§ **EXCERPT TO READ**
········

Sometimes the crowd scenes turn ugly. When the star is someone of truly great magnitude—Catherine Deneuve, say, or Clint Eastwood—the crowds spill out over the plaza and into the street and the trees are filled with photographers, and there is always the possibility that things will get out of hand. The air is charged. The night that James Stewart came to Cannes, in 1985, the mob was so enthusiastic that the old man got jostled about inside his cordon of policemen, while the loudspeakers played "Tuxedo Junction." There is always the possibility of a riot whenever Jerry Lewis comes to Cannes, and when he was here in 1983 with Scorsese's "The King of Comedy" he told me how he works the crowds: "You have to always walk slow. What they want is a good look at you. If you walk fast, they're afraid they won't see, so they run to keep up, and mob psychology snowballs, and there's a riot. In a crowd, I always walk nice ... and ... slow. Hello! Here I am! Hi there! Look how slow I'm walking! Hi there, buddy! How are you?"
Levels of the inferno
The grand entrances at the Palais des Festivals are mirrored, in a grubbier and more informal way, down at the older festival palace, which was built right after the war. The Palais Croisette, as it is now called, has been threatened with demolition to make way for another of the squat luxury hotels which line the beach, but so far it has been spared as the home of the Quinzaine, an event inspired by the riots of 1968, when radical filmmakers shut down the festival on grounds that it represented reactionary establishment tastes. Now the Director's Fortnight is programmed with smaller films from around the world, and it has been a sendoff for the careers of several American directors recently: Susan Seidelman came here with "Smithereens," and Spike Lee with "She's Gotta Have It," and Jim Jarmusch with "Stranger Than Paradise," and their success here helped get their films launched in the U.S. When the directors arrive for the Director's Fortnight, there is a repeat of the mob scene at the new Palais, with the difference that the crowds look like street people instead of bourgeois fans, and the directors are likely to be wearing T-shirts instead of tuxedos.
On successively lower levels of the Cannes inferno, after the official selections and the Quinzaine, there is Un Certain Regard, a category for films the festival has "a certain regard" for—and only in France would that be considered a compliment. Somewhere below that is the Marché du Film, the marketplace, where movies are bought and sold after being screened from morning to midnight in the little commercial theaters that line the rue d'Antibes. And then, down at the very bottommost level, there are the nameless videos that are retailed from small booths in the basement of the Palais, where I met a man named Ken Hartford, who cheerfully explained that he sold movies by the pound.

········

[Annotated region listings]
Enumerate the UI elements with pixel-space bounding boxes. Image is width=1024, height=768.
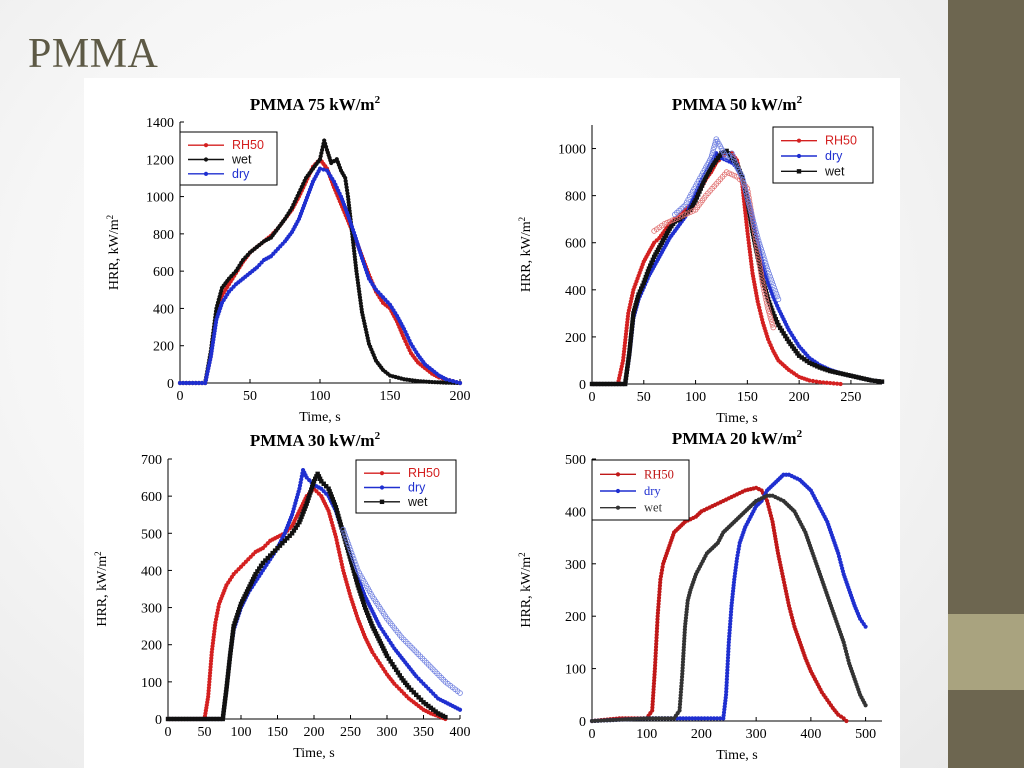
sidebar-decoration (948, 0, 1024, 768)
slide-title: PMMA (28, 31, 159, 77)
sidebar-accent-block (948, 614, 1024, 690)
content-panel (84, 78, 900, 768)
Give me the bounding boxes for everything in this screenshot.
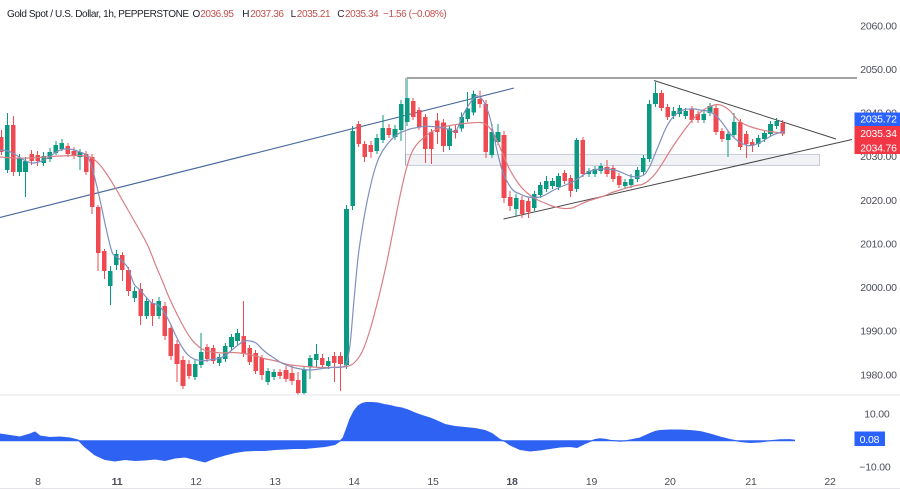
svg-text:1990.00: 1990.00 xyxy=(860,326,897,338)
svg-text:2020.00: 2020.00 xyxy=(860,195,897,207)
svg-text:C: C xyxy=(337,9,344,20)
svg-text:8: 8 xyxy=(35,476,41,488)
svg-text:11: 11 xyxy=(112,476,123,488)
svg-text:−1.56 (−0.08%): −1.56 (−0.08%) xyxy=(383,9,446,20)
svg-text:21: 21 xyxy=(745,476,757,488)
svg-text:0.08: 0.08 xyxy=(860,434,880,446)
svg-text:2035.34: 2035.34 xyxy=(345,9,379,20)
svg-text:2034.76: 2034.76 xyxy=(860,142,897,154)
svg-text:10.00: 10.00 xyxy=(864,409,890,421)
svg-text:2037.36: 2037.36 xyxy=(250,9,284,20)
svg-text:12: 12 xyxy=(190,476,202,488)
svg-text:2050.00: 2050.00 xyxy=(860,64,897,76)
svg-text:13: 13 xyxy=(269,476,281,488)
svg-text:19: 19 xyxy=(586,476,598,488)
svg-text:−10.00: −10.00 xyxy=(859,462,891,474)
svg-text:2000.00: 2000.00 xyxy=(860,282,897,294)
svg-text:H: H xyxy=(242,9,249,20)
svg-text:2030.00: 2030.00 xyxy=(860,151,897,163)
svg-text:2035.21: 2035.21 xyxy=(297,9,331,20)
svg-text:L: L xyxy=(291,9,297,20)
svg-text:2035.34: 2035.34 xyxy=(860,128,897,140)
svg-text:18: 18 xyxy=(506,476,518,488)
svg-text:O: O xyxy=(193,9,201,20)
svg-text:14: 14 xyxy=(348,476,360,488)
svg-text:2060.00: 2060.00 xyxy=(860,20,897,32)
svg-text:2036.95: 2036.95 xyxy=(200,9,234,20)
svg-text:20: 20 xyxy=(664,476,676,488)
svg-text:15: 15 xyxy=(427,476,439,488)
svg-text:2010.00: 2010.00 xyxy=(860,239,897,251)
svg-text:1980.00: 1980.00 xyxy=(860,369,897,381)
svg-text:Gold Spot / U.S. Dollar, 1h, P: Gold Spot / U.S. Dollar, 1h, PEPPERSTONE xyxy=(7,9,189,20)
svg-text:22: 22 xyxy=(824,476,836,488)
svg-text:2035.72: 2035.72 xyxy=(860,114,897,126)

········

§ **STATED TASK**
According to the Cannes excerpt, what event inspired the Quinzaine?

§ **REPLY**
The riots of 1968, when radical filmmakers shut down the festival.